◆ Objective:
Restate the material word for word and leave out anything that is a picture.

○ ○ ○ ○

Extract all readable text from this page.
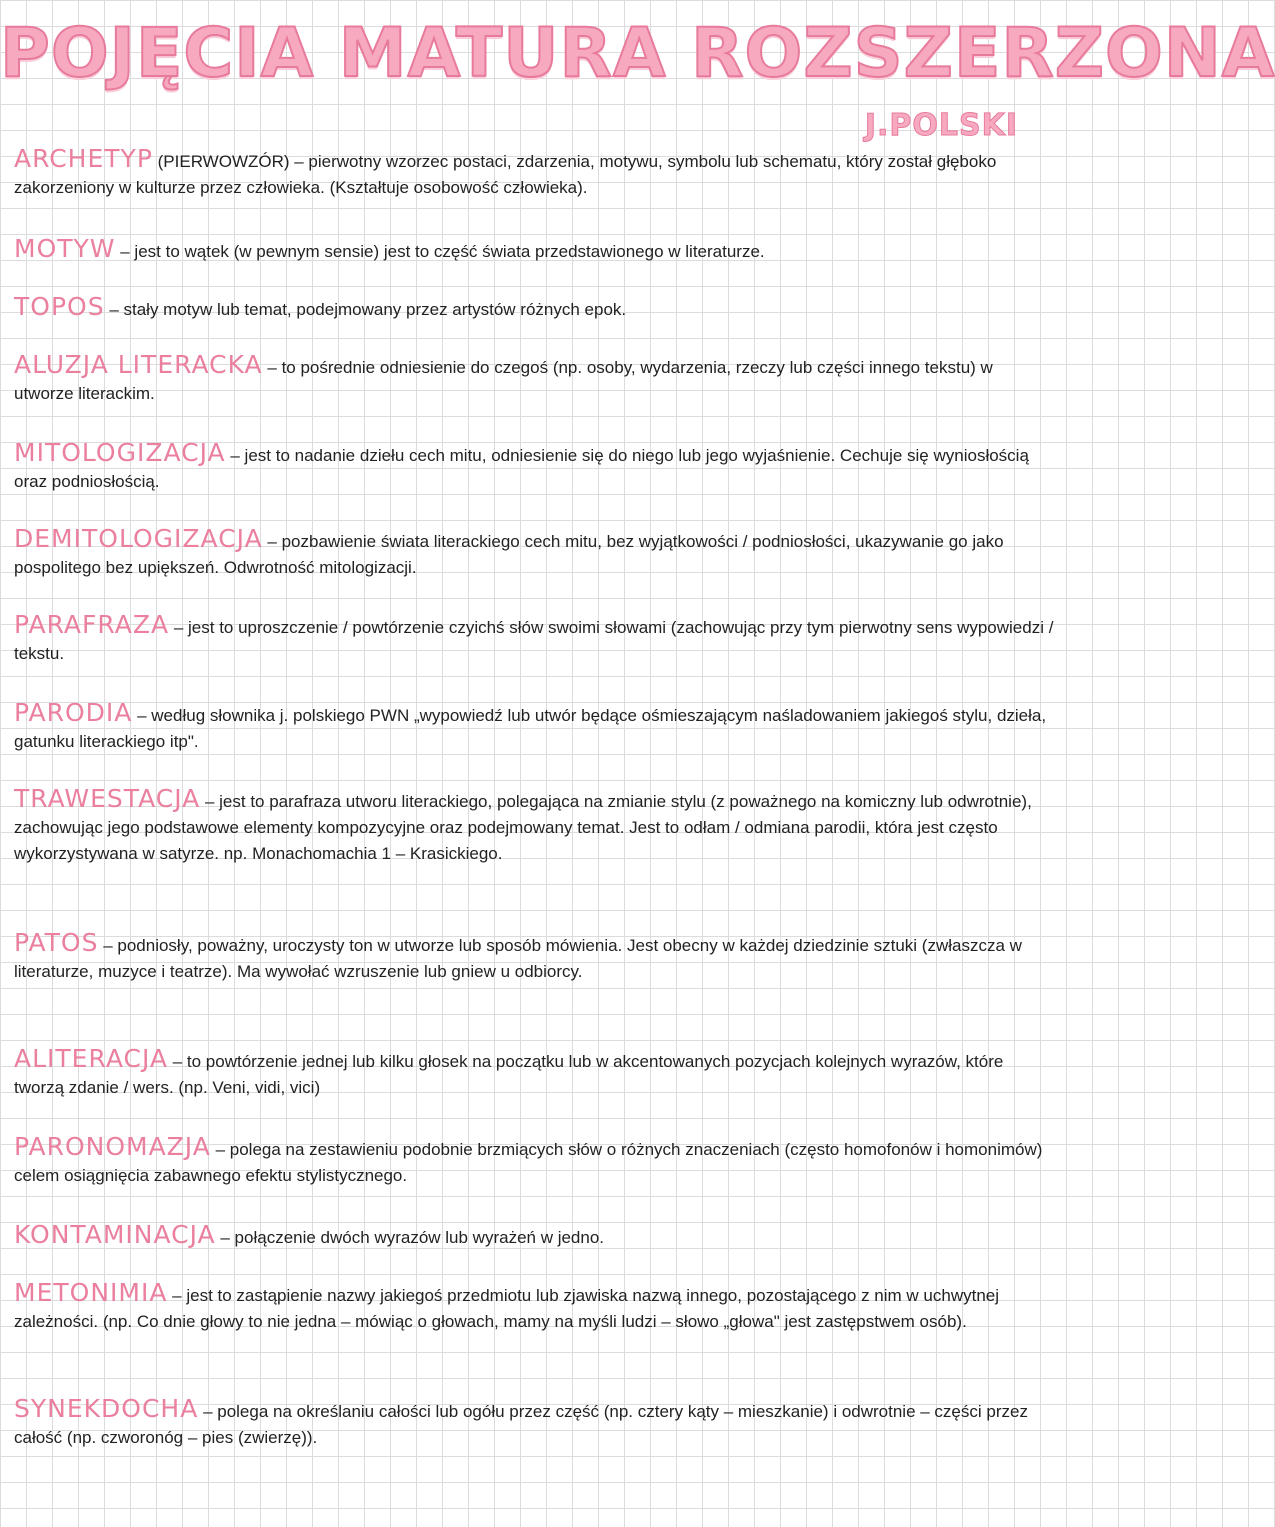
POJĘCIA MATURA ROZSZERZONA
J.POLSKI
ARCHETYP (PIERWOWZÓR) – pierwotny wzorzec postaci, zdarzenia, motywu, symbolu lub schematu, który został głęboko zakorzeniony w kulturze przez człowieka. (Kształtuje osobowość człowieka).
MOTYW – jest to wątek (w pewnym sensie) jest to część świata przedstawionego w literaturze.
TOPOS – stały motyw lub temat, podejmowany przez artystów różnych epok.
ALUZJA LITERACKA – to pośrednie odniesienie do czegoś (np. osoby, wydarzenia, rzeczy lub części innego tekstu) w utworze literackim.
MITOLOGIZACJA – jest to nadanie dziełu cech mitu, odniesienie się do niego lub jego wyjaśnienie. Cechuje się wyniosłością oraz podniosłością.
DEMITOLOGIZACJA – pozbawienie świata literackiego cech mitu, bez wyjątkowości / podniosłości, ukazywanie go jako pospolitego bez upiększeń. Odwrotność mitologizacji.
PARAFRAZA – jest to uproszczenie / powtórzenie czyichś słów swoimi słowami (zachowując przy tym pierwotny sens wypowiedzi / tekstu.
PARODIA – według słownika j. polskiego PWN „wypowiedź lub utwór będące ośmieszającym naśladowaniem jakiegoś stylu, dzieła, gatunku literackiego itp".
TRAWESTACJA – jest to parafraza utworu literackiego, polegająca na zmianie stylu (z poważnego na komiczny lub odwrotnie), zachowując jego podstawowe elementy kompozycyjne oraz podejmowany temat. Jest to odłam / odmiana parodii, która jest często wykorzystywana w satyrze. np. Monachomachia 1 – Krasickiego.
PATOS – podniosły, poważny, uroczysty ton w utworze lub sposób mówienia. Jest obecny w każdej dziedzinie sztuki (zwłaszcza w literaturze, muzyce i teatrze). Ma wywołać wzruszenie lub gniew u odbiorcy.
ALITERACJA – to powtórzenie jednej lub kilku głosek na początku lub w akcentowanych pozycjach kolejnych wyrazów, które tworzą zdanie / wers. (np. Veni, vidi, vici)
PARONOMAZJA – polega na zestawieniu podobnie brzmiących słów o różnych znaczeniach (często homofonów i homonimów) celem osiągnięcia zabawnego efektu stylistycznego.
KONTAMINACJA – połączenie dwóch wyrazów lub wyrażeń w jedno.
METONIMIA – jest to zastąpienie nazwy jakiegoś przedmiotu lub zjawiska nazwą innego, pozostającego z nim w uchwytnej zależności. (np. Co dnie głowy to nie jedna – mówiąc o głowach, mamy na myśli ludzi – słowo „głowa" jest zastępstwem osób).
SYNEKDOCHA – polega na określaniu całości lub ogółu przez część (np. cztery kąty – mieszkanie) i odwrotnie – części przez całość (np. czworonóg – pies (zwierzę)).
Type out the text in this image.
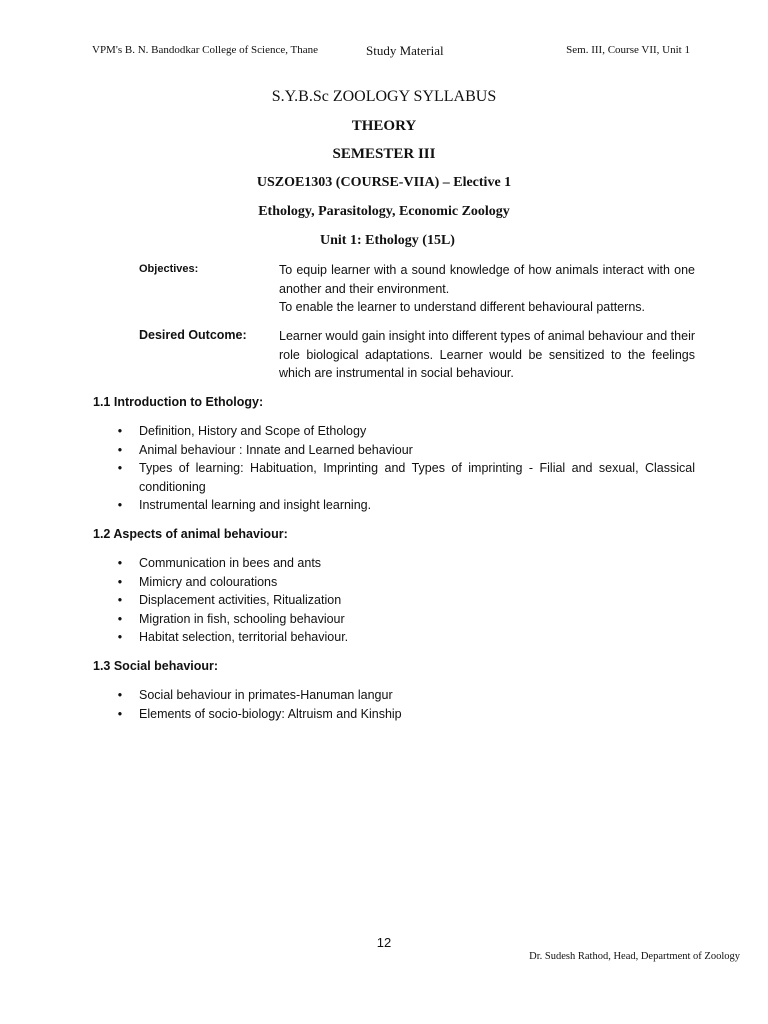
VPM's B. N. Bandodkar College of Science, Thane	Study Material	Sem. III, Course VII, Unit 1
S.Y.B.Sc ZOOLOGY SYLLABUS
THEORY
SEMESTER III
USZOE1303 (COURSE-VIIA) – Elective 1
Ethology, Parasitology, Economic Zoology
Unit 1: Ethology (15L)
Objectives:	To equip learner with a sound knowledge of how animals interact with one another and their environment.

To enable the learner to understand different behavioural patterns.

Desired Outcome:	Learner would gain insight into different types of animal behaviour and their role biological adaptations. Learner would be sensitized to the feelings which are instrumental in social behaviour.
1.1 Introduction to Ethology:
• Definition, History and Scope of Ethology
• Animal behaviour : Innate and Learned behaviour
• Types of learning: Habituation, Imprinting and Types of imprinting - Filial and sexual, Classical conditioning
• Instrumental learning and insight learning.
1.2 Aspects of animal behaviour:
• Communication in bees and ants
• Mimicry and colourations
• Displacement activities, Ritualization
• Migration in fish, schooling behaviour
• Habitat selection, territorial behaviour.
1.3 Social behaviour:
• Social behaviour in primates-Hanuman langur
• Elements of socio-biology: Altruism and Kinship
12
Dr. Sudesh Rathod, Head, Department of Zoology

○ ○ ○ ○

◆ Reply:
Extract all readable text from this page.
POJĘCIA MATURA ROZSZERZONA
J.POLSKI
ARCHETYP (PIERWOWZÓR) – pierwotny wzorzec postaci, zdarzenia, motywu, symbolu lub schematu, który został głęboko zakorzeniony w kulturze przez człowieka. (Kształtuje osobowość człowieka).
MOTYW – jest to wątek (w pewnym sensie) jest to część świata przedstawionego w literaturze.
TOPOS – stały motyw lub temat, podejmowany przez artystów różnych epok.
ALUZJA LITERACKA – to pośrednie odniesienie do czegoś (np. osoby, wydarzenia, rzeczy lub części innego tekstu) w utworze literackim.
MITOLOGIZACJA – jest to nadanie dziełu cech mitu, odniesienie się do niego lub jego wyjaśnienie. Cechuje się wyniosłością oraz podniosłością.
DEMITOLOGIZACJA – pozbawienie świata literackiego cech mitu, bez wyjątkowości / podniosłości, ukazywanie go jako pospolitego bez upiększeń. Odwrotność mitologizacji.
PARAFRAZA – jest to uproszczenie / powtórzenie czyichś słów swoimi słowami (zachowując przy tym pierwotny sens wypowiedzi / tekstu.
PARODIA – według słownika j. polskiego PWN „wypowiedź lub utwór będące ośmieszającym naśladowaniem jakiegoś stylu, dzieła, gatunku literackiego itp".
TRAWESTACJA – jest to parafraza utworu literackiego, polegająca na zmianie stylu (z poważnego na komiczny lub odwrotnie), zachowując jego podstawowe elementy kompozycyjne oraz podejmowany temat. Jest to odłam / odmiana parodii, która jest często wykorzystywana w satyrze. np. Monachomachia 1 – Krasickiego.
PATOS – podniosły, poważny, uroczysty ton w utworze lub sposób mówienia. Jest obecny w każdej dziedzinie sztuki (zwłaszcza w literaturze, muzyce i teatrze). Ma wywołać wzruszenie lub gniew u odbiorcy.
ALITERACJA – to powtórzenie jednej lub kilku głosek na początku lub w akcentowanych pozycjach kolejnych wyrazów, które tworzą zdanie / wers. (np. Veni, vidi, vici)
PARONOMAZJA – polega na zestawieniu podobnie brzmiących słów o różnych znaczeniach (często homofonów i homonimów) celem osiągnięcia zabawnego efektu stylistycznego.
KONTAMINACJA – połączenie dwóch wyrazów lub wyrażeń w jedno.
METONIMIA – jest to zastąpienie nazwy jakiegoś przedmiotu lub zjawiska nazwą innego, pozostającego z nim w uchwytnej zależności. (np. Co dnie głowy to nie jedna – mówiąc o głowach, mamy na myśli ludzi – słowo „głowa" jest zastępstwem osób).
SYNEKDOCHA – polega na określaniu całości lub ogółu przez część (np. cztery kąty – mieszkanie) i odwrotnie – części przez całość (np. czworonóg – pies (zwierzę)).
Type out the text in this image.
VPM's B. N. Bandodkar College of Science, Thane	Study Material	Sem. III, Course VII, Unit 1
S.Y.B.Sc ZOOLOGY SYLLABUS
THEORY
SEMESTER III
USZOE1303 (COURSE-VIIA) – Elective 1
Ethology, Parasitology, Economic Zoology
Unit 1: Ethology (15L)
Objectives:	To equip learner with a sound knowledge of how animals interact with one another and their environment.

To enable the learner to understand different behavioural patterns.

Desired Outcome:	Learner would gain insight into different types of animal behaviour and their role biological adaptations. Learner would be sensitized to the feelings which are instrumental in social behaviour.
1.1 Introduction to Ethology:
• Definition, History and Scope of Ethology
• Animal behaviour : Innate and Learned behaviour
• Types of learning: Habituation, Imprinting and Types of imprinting - Filial and sexual, Classical conditioning
• Instrumental learning and insight learning.
1.2 Aspects of animal behaviour:
• Communication in bees and ants
• Mimicry and colourations
• Displacement activities, Ritualization
• Migration in fish, schooling behaviour
• Habitat selection, territorial behaviour.
1.3 Social behaviour:
• Social behaviour in primates-Hanuman langur
• Elements of socio-biology: Altruism and Kinship
12
Dr. Sudesh Rathod, Head, Department of Zoology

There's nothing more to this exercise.